**EXERCISE DIRECTIONS:** Extract every line that contains the word "this".

################

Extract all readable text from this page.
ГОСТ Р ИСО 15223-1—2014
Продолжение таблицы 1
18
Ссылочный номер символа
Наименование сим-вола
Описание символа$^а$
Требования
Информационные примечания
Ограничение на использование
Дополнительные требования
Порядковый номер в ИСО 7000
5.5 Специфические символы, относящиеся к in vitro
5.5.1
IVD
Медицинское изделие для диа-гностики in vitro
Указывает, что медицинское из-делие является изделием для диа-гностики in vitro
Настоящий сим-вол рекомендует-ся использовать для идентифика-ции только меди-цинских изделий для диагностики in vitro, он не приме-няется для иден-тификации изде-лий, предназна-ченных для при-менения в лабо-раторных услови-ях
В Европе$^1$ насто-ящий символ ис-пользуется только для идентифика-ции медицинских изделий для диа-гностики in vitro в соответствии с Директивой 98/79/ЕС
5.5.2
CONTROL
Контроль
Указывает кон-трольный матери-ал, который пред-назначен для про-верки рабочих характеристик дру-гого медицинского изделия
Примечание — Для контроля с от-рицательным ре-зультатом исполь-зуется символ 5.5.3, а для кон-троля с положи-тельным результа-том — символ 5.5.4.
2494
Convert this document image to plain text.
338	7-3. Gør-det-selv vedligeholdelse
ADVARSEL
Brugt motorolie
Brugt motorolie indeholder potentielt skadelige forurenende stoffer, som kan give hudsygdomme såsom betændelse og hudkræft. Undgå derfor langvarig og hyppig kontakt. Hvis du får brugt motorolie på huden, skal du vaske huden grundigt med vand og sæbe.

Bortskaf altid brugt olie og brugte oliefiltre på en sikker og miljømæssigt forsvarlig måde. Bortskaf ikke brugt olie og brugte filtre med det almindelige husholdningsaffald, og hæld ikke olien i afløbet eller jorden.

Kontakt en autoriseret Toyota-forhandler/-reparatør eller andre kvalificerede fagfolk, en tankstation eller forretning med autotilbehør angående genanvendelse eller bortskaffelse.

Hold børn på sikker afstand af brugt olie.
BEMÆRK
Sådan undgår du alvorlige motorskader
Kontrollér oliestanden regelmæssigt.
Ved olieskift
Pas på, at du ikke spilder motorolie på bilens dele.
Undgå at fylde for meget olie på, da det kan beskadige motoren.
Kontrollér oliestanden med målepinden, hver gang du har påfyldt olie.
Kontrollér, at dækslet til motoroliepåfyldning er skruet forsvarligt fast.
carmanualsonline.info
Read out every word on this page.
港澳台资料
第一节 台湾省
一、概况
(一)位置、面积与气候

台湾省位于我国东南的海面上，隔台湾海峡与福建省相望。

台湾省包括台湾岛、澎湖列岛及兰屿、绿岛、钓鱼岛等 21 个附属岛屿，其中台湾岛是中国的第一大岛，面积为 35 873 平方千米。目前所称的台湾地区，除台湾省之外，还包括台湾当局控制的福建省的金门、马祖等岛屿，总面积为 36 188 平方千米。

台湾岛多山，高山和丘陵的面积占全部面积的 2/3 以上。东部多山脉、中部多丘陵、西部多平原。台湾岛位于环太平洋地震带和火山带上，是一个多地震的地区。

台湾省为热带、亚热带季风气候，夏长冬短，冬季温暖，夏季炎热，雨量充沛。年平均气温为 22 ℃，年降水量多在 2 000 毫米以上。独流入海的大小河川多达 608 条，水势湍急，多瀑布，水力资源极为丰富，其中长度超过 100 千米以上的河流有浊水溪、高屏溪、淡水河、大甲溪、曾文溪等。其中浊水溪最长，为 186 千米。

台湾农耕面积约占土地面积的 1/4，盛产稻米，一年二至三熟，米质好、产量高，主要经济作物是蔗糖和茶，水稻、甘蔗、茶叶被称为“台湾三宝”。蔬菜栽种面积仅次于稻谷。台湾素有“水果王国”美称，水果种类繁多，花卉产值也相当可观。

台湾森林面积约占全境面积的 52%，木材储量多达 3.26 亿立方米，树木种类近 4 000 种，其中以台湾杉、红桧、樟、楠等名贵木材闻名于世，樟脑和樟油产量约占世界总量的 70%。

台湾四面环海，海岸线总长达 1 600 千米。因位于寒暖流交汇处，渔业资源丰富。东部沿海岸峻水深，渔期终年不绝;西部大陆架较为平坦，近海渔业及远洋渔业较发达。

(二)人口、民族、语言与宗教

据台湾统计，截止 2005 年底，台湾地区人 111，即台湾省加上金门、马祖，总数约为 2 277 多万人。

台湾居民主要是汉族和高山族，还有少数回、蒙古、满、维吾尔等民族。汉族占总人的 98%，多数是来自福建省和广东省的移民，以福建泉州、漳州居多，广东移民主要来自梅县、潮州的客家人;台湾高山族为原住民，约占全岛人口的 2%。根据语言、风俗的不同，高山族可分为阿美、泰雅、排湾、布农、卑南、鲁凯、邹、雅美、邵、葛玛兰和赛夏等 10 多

################

**WRITTEN ANSWER:**
Extract all readable text from this page.
Convert this document image to plain text.
Read out every word on this page.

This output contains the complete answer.